**What this task involves:**
Nothing but the lines from the one containing "Convert this screenshot" to the end of the data should be returned, exactly as written; pictures are omitted.

**Information given:**

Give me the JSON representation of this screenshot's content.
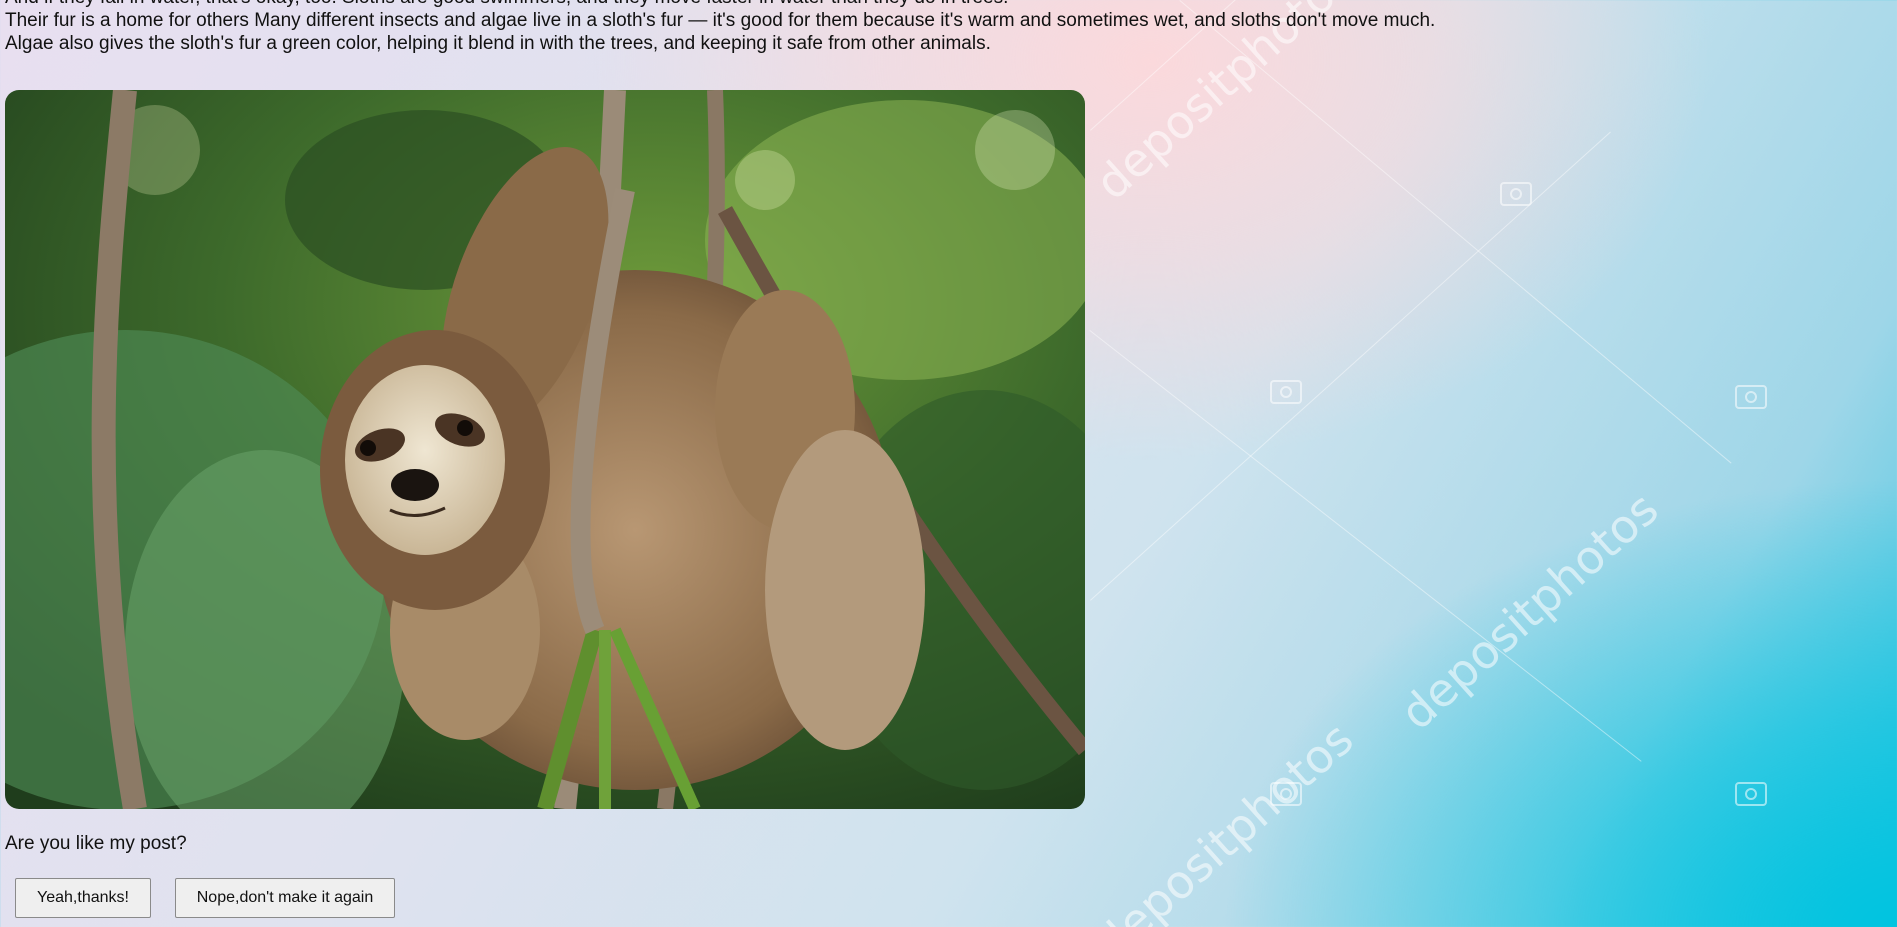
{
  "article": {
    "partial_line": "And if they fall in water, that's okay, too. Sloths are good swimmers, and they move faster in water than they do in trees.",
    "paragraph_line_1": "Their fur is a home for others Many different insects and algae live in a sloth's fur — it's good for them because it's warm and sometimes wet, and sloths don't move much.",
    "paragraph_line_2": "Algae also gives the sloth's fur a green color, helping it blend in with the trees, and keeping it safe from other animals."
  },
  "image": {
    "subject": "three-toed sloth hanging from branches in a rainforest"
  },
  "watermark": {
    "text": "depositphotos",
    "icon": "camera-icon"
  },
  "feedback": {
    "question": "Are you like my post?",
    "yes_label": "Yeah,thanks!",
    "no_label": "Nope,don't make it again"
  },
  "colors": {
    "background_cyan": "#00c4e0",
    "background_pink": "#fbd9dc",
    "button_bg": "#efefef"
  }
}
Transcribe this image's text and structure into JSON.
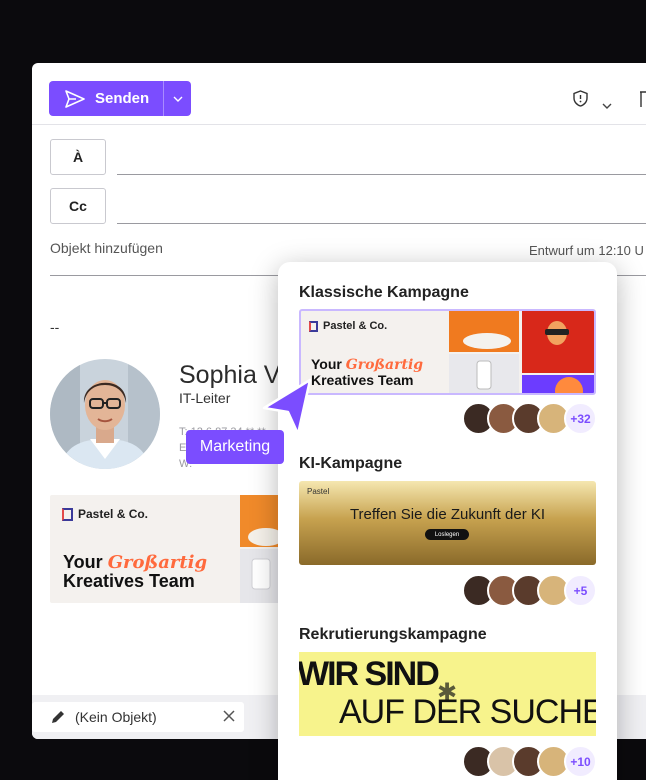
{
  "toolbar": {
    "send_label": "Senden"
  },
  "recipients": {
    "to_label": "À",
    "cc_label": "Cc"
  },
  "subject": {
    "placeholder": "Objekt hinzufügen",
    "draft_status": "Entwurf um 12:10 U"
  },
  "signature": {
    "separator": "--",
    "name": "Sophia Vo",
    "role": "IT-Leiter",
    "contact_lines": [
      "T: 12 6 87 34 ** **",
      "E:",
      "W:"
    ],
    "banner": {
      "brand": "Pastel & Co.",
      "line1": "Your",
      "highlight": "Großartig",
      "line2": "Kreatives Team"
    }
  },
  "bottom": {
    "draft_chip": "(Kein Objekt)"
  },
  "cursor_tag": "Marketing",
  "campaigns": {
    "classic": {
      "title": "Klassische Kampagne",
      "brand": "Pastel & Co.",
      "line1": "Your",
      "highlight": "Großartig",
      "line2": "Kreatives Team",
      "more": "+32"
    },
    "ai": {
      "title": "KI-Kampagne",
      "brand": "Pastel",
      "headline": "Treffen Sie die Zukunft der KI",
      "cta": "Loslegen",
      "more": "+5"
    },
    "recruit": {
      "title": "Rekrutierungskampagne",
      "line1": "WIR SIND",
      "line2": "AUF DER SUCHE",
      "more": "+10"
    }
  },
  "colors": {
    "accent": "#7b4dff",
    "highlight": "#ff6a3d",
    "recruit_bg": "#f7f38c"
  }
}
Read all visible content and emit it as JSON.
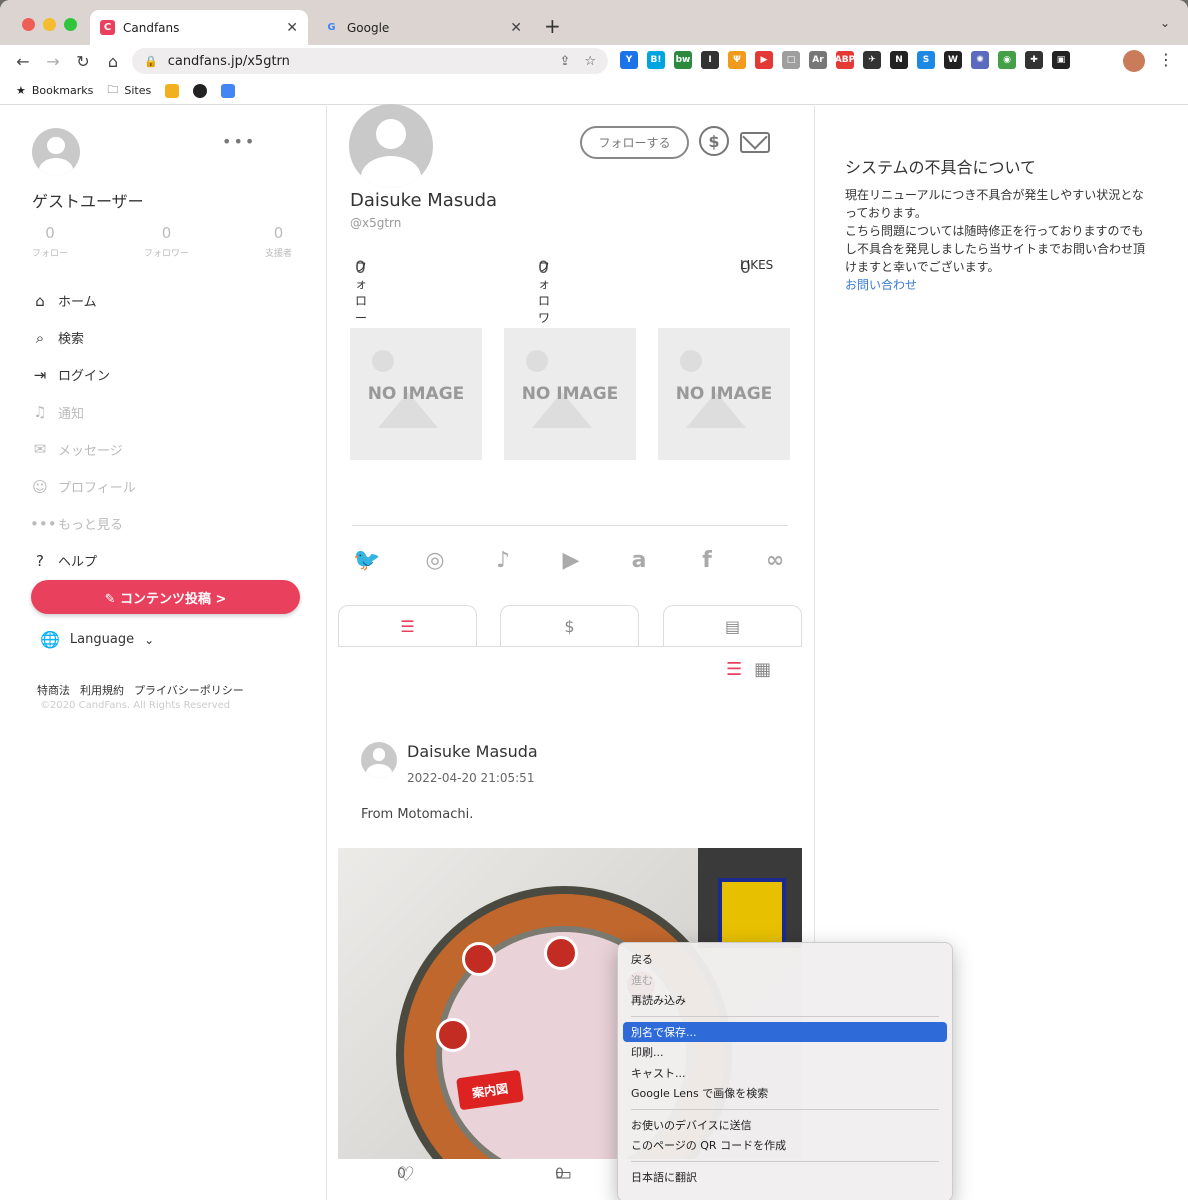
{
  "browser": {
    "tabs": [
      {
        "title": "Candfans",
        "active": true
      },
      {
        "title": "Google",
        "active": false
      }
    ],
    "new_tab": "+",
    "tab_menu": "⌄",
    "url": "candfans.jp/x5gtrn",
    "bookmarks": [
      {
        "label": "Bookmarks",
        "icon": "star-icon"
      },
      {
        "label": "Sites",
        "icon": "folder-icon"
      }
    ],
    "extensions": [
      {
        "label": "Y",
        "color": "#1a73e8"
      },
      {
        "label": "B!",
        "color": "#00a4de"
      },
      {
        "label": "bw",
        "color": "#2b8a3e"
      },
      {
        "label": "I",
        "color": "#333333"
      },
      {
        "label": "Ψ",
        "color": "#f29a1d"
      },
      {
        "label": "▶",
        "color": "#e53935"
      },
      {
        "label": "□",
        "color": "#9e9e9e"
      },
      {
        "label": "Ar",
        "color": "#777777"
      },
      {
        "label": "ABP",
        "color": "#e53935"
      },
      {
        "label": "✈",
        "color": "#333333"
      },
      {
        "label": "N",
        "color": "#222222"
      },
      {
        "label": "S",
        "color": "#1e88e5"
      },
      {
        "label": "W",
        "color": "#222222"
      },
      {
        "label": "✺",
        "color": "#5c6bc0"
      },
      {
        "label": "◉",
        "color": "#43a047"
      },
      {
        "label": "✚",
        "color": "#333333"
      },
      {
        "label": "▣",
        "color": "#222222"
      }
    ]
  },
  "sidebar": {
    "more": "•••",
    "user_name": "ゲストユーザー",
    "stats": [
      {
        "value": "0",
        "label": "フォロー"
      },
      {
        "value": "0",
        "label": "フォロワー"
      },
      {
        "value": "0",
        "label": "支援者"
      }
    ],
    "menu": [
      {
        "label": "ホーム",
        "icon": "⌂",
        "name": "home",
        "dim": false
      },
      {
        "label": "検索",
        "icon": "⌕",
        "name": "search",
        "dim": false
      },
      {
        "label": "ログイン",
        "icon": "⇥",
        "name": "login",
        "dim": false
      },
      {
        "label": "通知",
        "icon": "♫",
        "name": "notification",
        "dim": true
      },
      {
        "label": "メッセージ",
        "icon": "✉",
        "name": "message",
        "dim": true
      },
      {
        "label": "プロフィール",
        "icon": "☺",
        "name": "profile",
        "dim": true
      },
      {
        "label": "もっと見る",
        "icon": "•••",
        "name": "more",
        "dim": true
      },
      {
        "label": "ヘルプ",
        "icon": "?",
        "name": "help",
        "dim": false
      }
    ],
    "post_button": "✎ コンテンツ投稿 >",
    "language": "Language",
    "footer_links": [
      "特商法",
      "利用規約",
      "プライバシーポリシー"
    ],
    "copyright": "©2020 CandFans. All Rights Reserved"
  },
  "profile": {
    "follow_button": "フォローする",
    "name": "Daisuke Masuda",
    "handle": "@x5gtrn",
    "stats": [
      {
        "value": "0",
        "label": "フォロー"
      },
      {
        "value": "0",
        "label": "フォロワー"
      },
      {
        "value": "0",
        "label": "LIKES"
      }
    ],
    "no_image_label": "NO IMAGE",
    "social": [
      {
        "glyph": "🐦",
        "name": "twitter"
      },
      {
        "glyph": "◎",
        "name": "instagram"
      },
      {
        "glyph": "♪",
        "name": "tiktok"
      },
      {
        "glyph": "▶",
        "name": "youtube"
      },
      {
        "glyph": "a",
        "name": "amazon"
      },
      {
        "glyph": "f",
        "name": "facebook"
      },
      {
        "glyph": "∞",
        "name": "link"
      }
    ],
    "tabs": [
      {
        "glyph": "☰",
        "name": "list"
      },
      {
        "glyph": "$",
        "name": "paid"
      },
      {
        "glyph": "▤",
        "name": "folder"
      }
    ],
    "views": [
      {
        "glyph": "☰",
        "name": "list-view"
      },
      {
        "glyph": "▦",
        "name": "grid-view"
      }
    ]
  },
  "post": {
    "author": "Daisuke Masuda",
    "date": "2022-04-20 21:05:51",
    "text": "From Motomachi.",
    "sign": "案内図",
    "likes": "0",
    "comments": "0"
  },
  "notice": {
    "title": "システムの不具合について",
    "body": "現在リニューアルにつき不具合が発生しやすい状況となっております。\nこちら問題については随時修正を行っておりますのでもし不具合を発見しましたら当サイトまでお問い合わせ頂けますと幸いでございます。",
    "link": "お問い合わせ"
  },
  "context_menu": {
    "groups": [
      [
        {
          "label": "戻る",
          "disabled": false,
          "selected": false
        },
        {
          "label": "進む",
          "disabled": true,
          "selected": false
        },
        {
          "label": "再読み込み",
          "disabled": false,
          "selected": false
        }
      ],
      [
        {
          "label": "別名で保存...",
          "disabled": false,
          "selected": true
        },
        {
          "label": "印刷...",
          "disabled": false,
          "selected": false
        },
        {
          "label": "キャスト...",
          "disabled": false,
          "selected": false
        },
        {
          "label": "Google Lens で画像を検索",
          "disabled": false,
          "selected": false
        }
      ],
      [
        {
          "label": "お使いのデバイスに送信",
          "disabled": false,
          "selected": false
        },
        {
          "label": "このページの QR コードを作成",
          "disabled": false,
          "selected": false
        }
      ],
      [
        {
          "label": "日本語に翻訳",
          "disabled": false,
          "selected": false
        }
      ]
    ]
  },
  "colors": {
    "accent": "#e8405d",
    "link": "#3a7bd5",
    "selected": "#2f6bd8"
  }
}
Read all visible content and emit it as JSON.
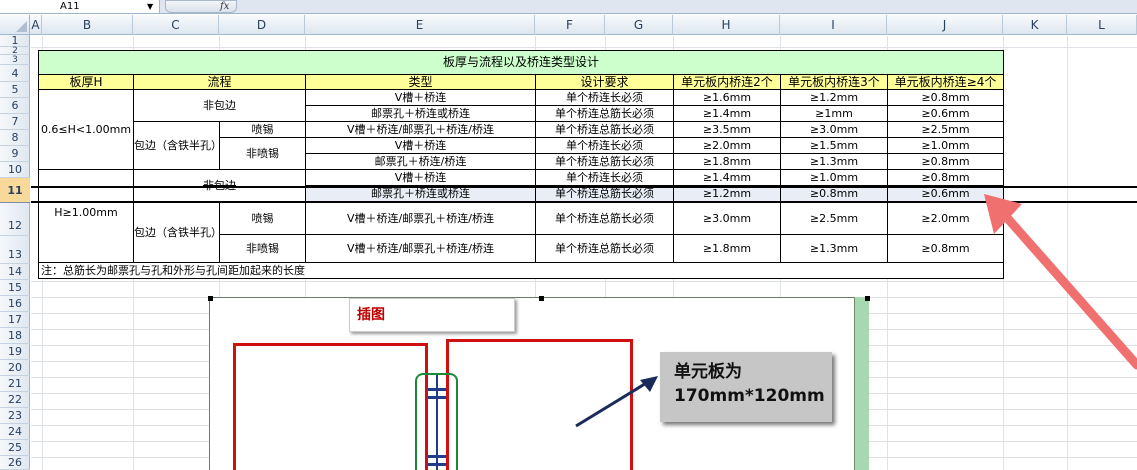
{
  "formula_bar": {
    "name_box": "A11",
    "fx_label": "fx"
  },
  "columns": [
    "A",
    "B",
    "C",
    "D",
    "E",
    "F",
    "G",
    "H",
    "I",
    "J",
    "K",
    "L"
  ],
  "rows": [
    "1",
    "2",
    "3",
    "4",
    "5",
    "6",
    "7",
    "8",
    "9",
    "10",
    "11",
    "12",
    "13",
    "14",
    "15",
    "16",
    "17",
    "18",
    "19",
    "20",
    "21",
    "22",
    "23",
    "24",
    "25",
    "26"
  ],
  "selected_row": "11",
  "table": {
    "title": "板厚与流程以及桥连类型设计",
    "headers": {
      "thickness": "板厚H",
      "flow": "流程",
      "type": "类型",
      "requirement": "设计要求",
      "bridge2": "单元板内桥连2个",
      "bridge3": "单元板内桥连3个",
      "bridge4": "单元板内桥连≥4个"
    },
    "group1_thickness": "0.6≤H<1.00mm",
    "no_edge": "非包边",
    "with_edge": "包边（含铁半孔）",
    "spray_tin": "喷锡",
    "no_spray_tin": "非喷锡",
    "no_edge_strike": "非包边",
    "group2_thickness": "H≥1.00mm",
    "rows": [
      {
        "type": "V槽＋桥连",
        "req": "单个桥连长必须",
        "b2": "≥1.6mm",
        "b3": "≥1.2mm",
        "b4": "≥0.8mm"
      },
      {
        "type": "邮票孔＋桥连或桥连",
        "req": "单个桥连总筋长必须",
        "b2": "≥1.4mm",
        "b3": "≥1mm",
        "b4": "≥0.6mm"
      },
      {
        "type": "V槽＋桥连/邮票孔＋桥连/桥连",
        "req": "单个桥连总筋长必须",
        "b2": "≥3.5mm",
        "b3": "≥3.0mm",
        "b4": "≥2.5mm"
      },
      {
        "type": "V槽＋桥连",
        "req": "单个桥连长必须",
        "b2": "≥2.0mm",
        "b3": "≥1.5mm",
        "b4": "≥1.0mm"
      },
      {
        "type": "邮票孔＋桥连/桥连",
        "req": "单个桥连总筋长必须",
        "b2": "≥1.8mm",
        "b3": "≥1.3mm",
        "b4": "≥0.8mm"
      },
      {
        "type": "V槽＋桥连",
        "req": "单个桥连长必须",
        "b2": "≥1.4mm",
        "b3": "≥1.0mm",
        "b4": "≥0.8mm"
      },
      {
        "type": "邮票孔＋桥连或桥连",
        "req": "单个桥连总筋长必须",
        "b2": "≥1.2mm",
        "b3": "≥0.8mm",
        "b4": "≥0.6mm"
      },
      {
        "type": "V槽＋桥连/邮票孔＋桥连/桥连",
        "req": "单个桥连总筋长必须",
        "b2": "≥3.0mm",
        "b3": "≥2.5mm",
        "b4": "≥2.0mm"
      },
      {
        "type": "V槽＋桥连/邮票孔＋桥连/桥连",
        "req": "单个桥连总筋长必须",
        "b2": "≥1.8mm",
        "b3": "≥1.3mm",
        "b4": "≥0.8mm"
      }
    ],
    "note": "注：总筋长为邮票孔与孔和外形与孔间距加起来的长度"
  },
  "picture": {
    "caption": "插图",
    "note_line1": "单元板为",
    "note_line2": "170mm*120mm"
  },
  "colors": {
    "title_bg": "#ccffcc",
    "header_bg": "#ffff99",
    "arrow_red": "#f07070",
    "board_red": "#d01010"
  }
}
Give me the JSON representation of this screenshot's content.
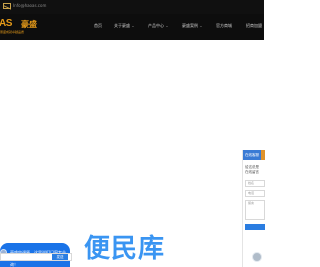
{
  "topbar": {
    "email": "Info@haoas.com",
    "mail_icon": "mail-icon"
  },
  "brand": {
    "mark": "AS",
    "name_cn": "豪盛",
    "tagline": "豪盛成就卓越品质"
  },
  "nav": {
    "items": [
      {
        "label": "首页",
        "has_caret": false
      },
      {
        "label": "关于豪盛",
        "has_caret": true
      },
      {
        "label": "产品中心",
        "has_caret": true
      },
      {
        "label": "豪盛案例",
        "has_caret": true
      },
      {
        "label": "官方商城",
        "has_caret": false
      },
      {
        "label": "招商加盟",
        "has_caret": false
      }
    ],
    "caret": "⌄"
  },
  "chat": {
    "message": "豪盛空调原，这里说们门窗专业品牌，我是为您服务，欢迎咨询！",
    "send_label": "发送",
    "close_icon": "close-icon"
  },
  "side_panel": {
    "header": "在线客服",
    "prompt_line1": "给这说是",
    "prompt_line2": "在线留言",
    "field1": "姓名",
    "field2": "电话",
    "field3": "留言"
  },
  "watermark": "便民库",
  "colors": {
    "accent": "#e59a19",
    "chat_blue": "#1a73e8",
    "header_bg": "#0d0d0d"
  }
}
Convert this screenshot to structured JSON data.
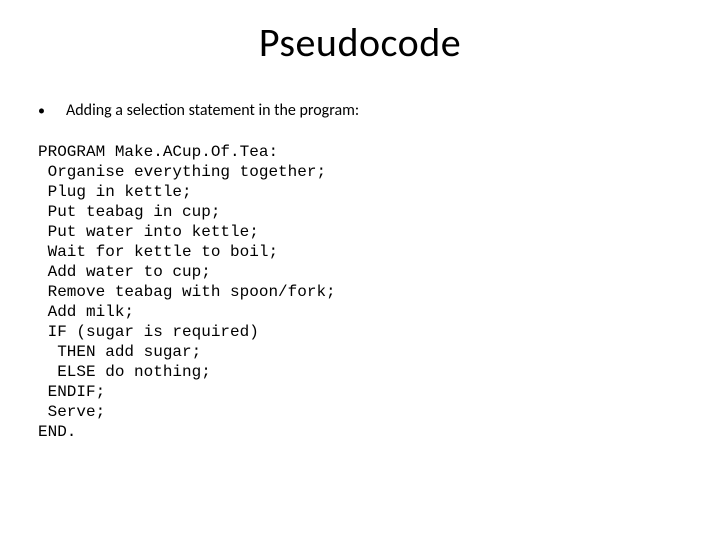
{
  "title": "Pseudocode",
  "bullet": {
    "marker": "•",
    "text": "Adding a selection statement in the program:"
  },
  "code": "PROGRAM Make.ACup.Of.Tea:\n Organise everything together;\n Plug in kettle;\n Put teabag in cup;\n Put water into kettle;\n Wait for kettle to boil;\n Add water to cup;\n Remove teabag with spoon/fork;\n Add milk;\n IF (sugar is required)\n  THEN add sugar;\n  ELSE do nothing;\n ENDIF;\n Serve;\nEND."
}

**Full answer:**
Convert this screenshot to structured JSON data.
{
  "title": "Pseudocode",
  "bullet": {
    "marker": "•",
    "text": "Adding a selection statement in the program:"
  },
  "code": "PROGRAM Make.ACup.Of.Tea:\n Organise everything together;\n Plug in kettle;\n Put teabag in cup;\n Put water into kettle;\n Wait for kettle to boil;\n Add water to cup;\n Remove teabag with spoon/fork;\n Add milk;\n IF (sugar is required)\n  THEN add sugar;\n  ELSE do nothing;\n ENDIF;\n Serve;\nEND."
}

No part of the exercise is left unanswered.